Return the records word for word. Any pictures in them are not part of the copy.

*DATA FOR THIS TASK:*
━━━━━━━━━━━━━━━━━━━━

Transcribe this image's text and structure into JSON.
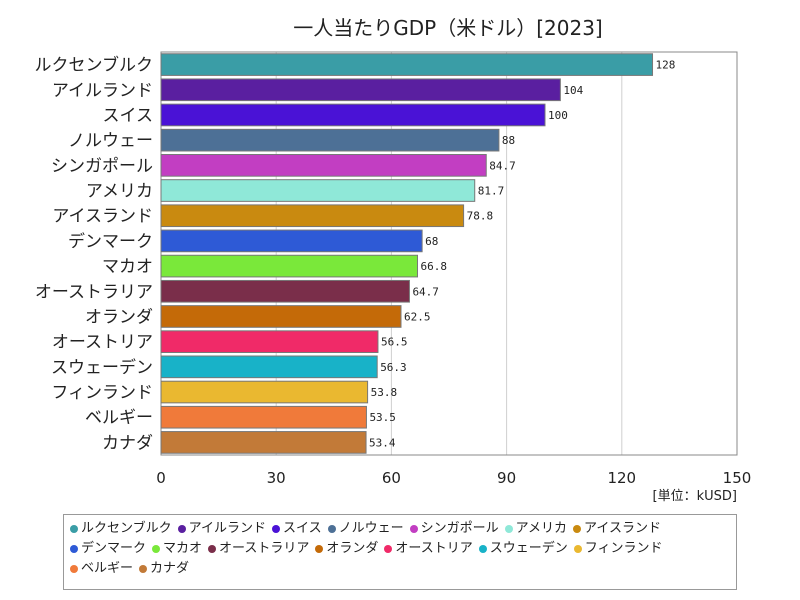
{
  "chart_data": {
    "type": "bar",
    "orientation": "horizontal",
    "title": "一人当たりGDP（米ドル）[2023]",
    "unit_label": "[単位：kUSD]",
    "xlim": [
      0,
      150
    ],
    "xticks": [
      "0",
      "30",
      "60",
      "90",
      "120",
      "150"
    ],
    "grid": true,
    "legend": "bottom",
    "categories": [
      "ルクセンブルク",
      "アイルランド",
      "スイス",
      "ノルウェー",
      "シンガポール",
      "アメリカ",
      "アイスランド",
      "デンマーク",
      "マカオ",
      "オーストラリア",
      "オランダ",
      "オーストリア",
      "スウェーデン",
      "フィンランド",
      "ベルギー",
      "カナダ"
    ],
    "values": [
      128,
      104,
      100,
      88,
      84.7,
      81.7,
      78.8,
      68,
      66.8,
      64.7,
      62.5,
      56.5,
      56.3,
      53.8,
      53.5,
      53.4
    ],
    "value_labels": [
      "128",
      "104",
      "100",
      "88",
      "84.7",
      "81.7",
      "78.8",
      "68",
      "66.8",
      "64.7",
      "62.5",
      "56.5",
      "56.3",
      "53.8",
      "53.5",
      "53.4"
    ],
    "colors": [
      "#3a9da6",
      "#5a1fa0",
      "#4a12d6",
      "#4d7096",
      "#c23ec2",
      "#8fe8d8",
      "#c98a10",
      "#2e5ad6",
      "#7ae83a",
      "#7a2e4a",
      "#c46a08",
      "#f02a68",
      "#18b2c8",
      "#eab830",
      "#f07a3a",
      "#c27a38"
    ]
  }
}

━━━━━━━━━━━━━━━━━━━━

*FULL OUTPUT:*
Transcribe this image's text and structure into JSON.
{
  "chart_data": {
    "type": "bar",
    "orientation": "horizontal",
    "title": "一人当たりGDP（米ドル）[2023]",
    "unit_label": "[単位：kUSD]",
    "xlim": [
      0,
      150
    ],
    "xticks": [
      "0",
      "30",
      "60",
      "90",
      "120",
      "150"
    ],
    "grid": true,
    "legend": "bottom",
    "categories": [
      "ルクセンブルク",
      "アイルランド",
      "スイス",
      "ノルウェー",
      "シンガポール",
      "アメリカ",
      "アイスランド",
      "デンマーク",
      "マカオ",
      "オーストラリア",
      "オランダ",
      "オーストリア",
      "スウェーデン",
      "フィンランド",
      "ベルギー",
      "カナダ"
    ],
    "values": [
      128,
      104,
      100,
      88,
      84.7,
      81.7,
      78.8,
      68,
      66.8,
      64.7,
      62.5,
      56.5,
      56.3,
      53.8,
      53.5,
      53.4
    ],
    "value_labels": [
      "128",
      "104",
      "100",
      "88",
      "84.7",
      "81.7",
      "78.8",
      "68",
      "66.8",
      "64.7",
      "62.5",
      "56.5",
      "56.3",
      "53.8",
      "53.5",
      "53.4"
    ],
    "colors": [
      "#3a9da6",
      "#5a1fa0",
      "#4a12d6",
      "#4d7096",
      "#c23ec2",
      "#8fe8d8",
      "#c98a10",
      "#2e5ad6",
      "#7ae83a",
      "#7a2e4a",
      "#c46a08",
      "#f02a68",
      "#18b2c8",
      "#eab830",
      "#f07a3a",
      "#c27a38"
    ]
  }
}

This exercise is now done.